# Requirement:
Every entry below should be repeated exactly; the pictures should not.

# Material for the task:

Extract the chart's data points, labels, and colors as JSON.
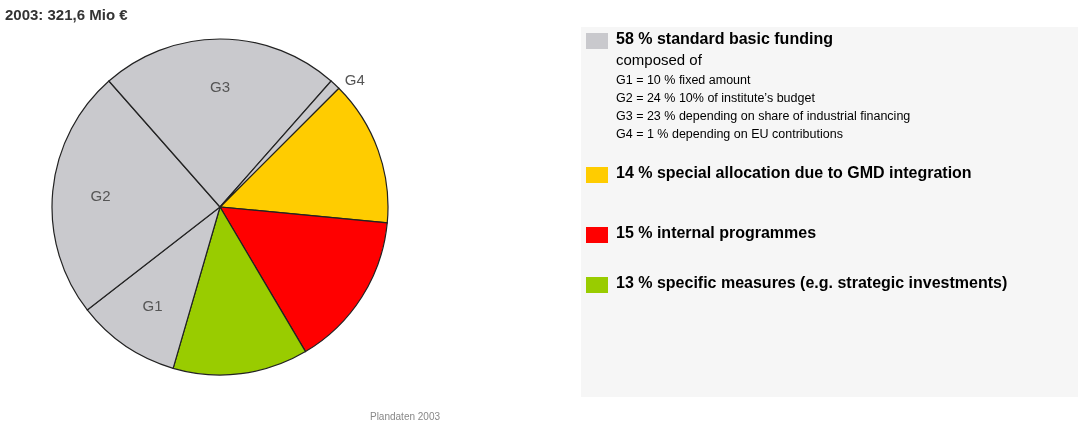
{
  "chart_data": {
    "type": "pie",
    "title": "2003: 321,6 Mio €",
    "categories": [
      "14 % special allocation due to GMD integration",
      "15 % internal programmes",
      "13 % specific measures (e.g. strategic investments)",
      "G1",
      "G2",
      "G3",
      "G4"
    ],
    "values": [
      14,
      15,
      13,
      10,
      24,
      23,
      1
    ],
    "colors": [
      "#ffcc00",
      "#ff0000",
      "#99cc00",
      "#c9c9cd",
      "#c9c9cd",
      "#c9c9cd",
      "#c9c9cd"
    ],
    "legend": "right",
    "annotations": [
      "58 % standard basic funding",
      "composed of",
      "G1 = 10 % fixed amount",
      "G2 = 24 % 10% of institute’s budget",
      "G3 = 23 % depending on share of industrial financing",
      "G4 = 1 % depending on EU contributions",
      "Plandaten 2003"
    ]
  }
}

# The result:
Extract the chart's data points, labels, and colors as JSON.
{
  "chart_data": {
    "type": "pie",
    "title": "2003: 321,6 Mio €",
    "categories": [
      "14 % special allocation due to GMD integration",
      "15 % internal programmes",
      "13 % specific measures (e.g. strategic investments)",
      "G1",
      "G2",
      "G3",
      "G4"
    ],
    "values": [
      14,
      15,
      13,
      10,
      24,
      23,
      1
    ],
    "colors": [
      "#ffcc00",
      "#ff0000",
      "#99cc00",
      "#c9c9cd",
      "#c9c9cd",
      "#c9c9cd",
      "#c9c9cd"
    ],
    "legend": "right",
    "annotations": [
      "58 % standard basic funding",
      "composed of",
      "G1 = 10 % fixed amount",
      "G2 = 24 % 10% of institute’s budget",
      "G3 = 23 % depending on share of industrial financing",
      "G4 = 1 % depending on EU contributions",
      "Plandaten 2003"
    ]
  }
}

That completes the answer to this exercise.